Stored records
— Start —

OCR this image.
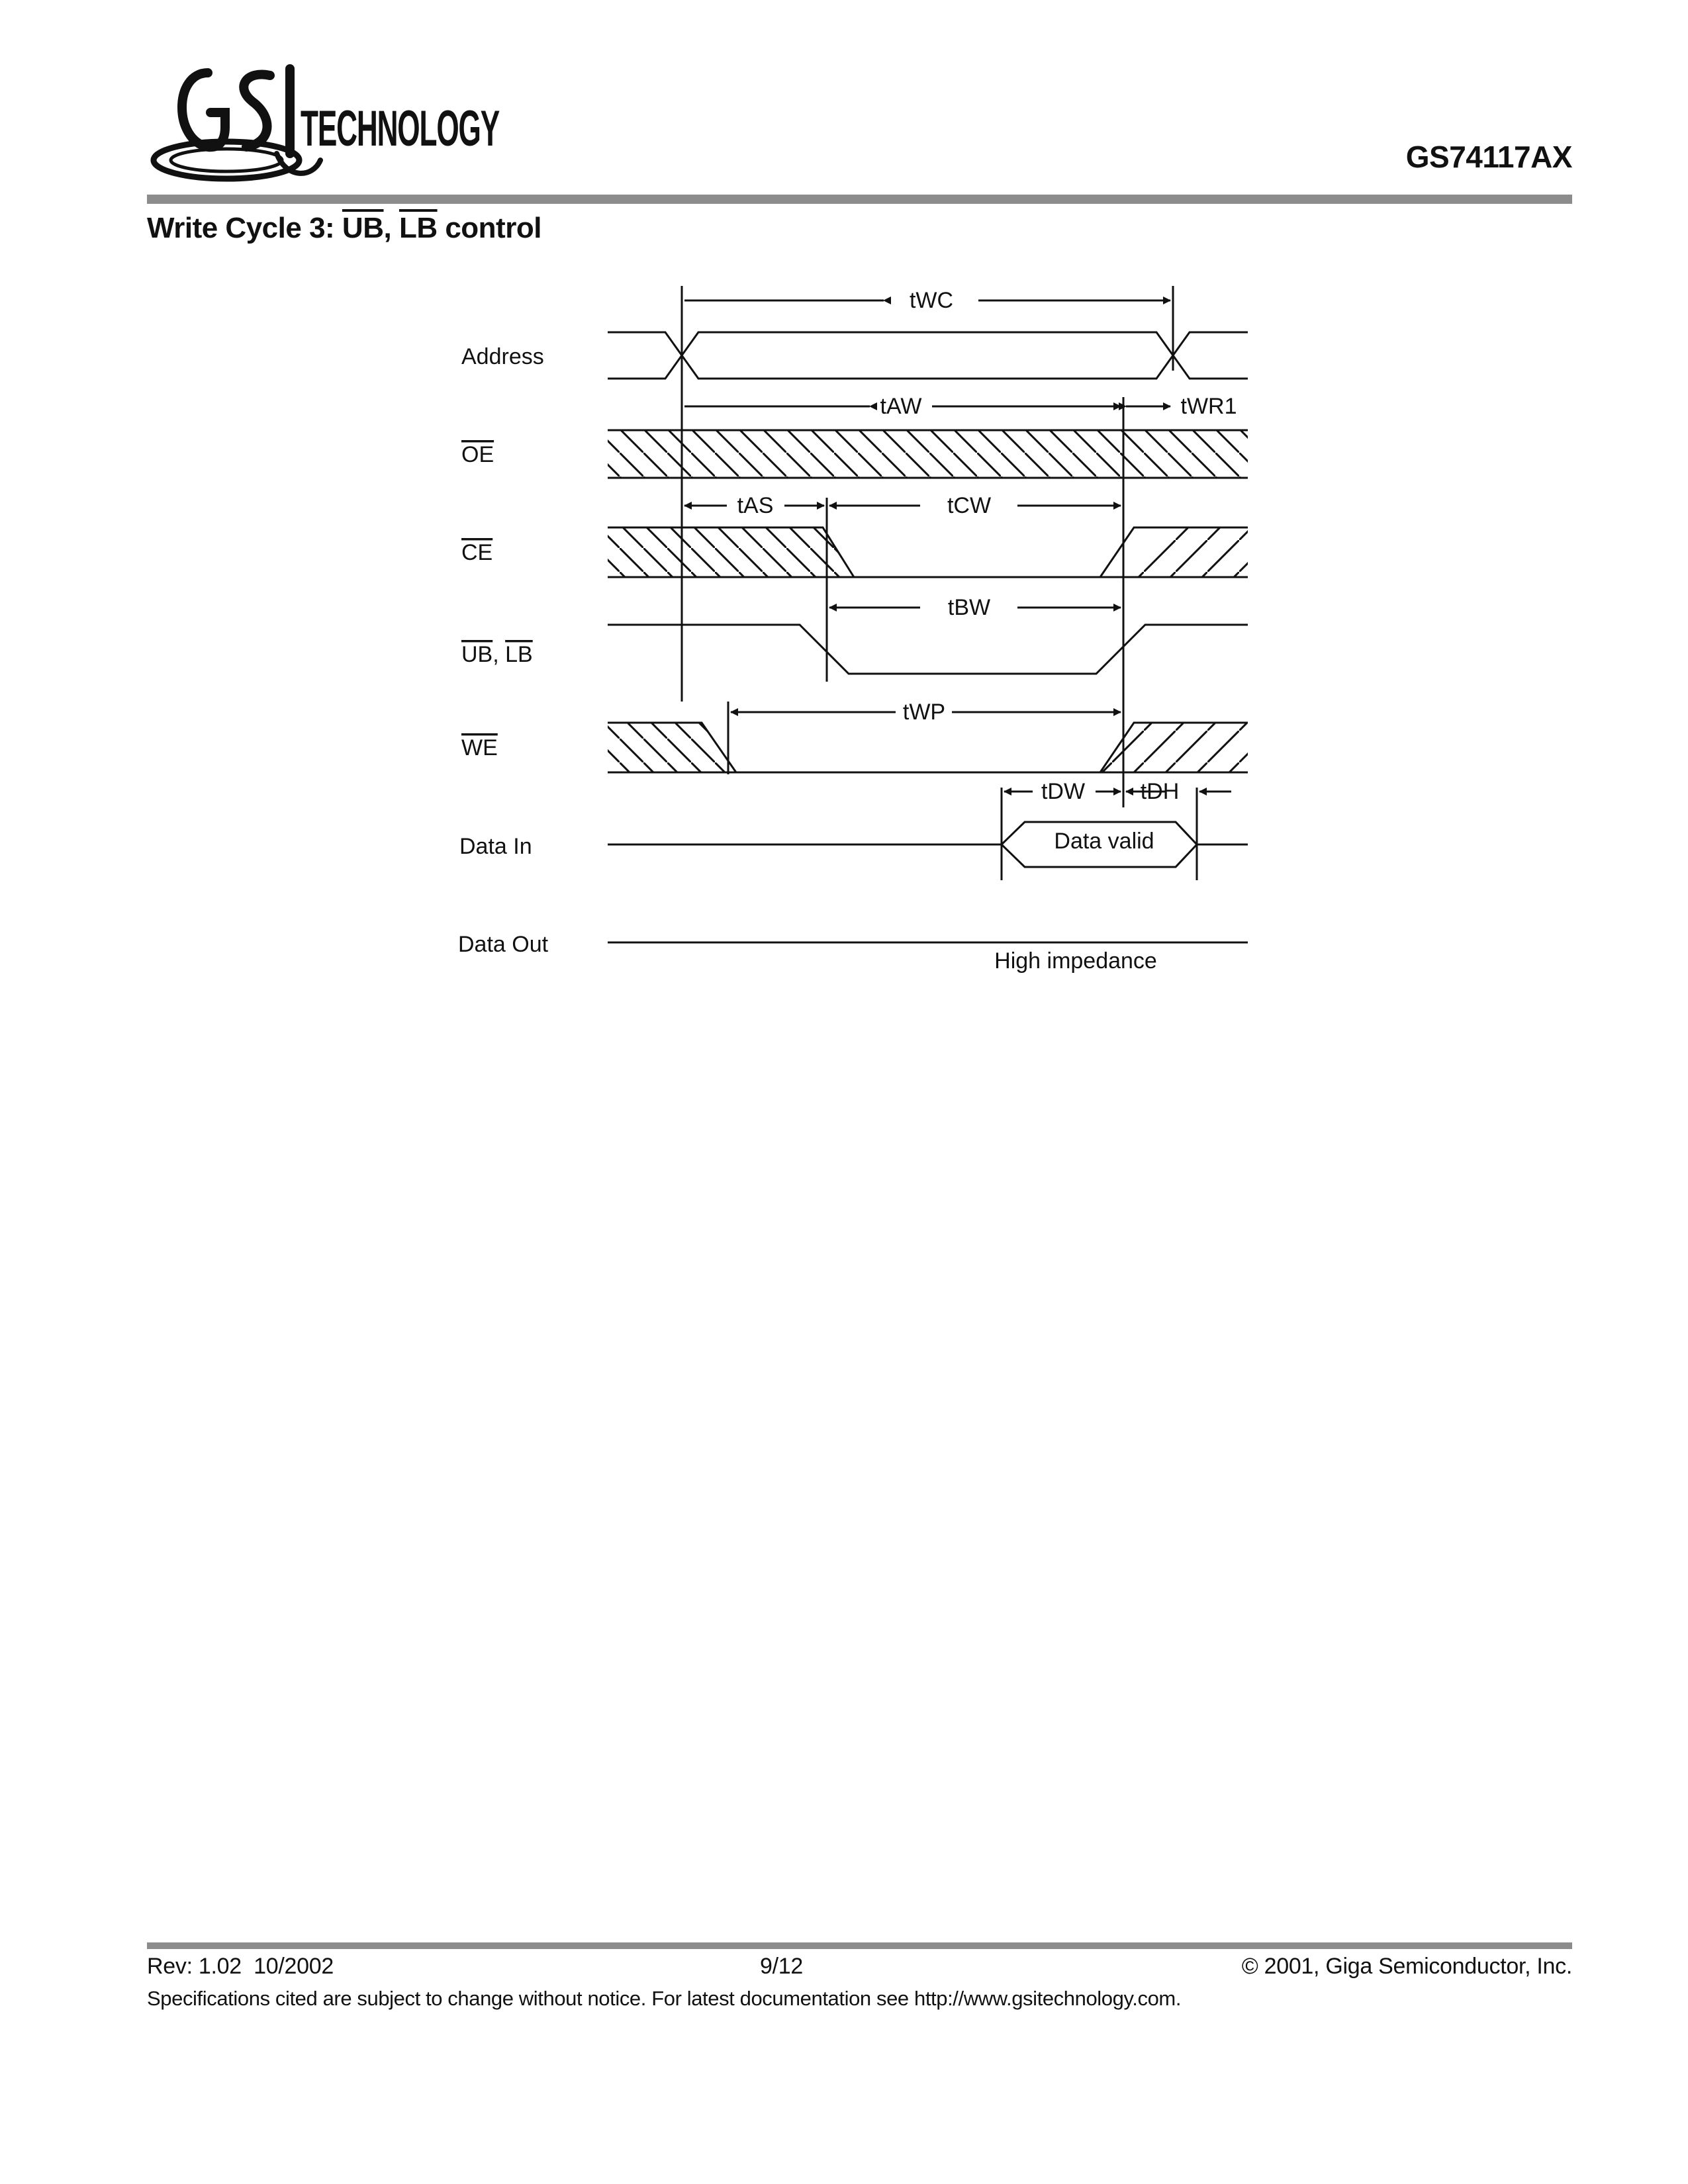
TECHNOLOGY	GS74117AX
Write Cycle 3: $\overline{UB}$, $\overline{LB}$ control
Address
OE
CE
UB, LB
WE
Data In
Data Out
tWC
tAW	tWR1
tAS	tCW
tBW
tWP
tDW tDH
Data valid
High impedance
Rev: 1.02  10/2002	9/12	© 2001, Giga Semiconductor, Inc.
Specifications cited are subject to change without notice. For latest documentation see http://www.gsitechnology.com.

— End —

- **WORK TO COMPLETE**: Leave out the pictures, and give all the records again exactly.

- **ANSWER TO THIS EXERCISE**:
OCR this image.
TECHNOLOGY	GS74117AX
Write Cycle 3: $\overline{UB}$, $\overline{LB}$ control
Address
OE
CE
UB, LB
WE
Data In
Data Out
tWC
tAW	tWR1
tAS	tCW
tBW
tWP
tDW tDH
Data valid
High impedance
Rev: 1.02  10/2002	9/12	© 2001, Giga Semiconductor, Inc.
Specifications cited are subject to change without notice. For latest documentation see http://www.gsitechnology.com.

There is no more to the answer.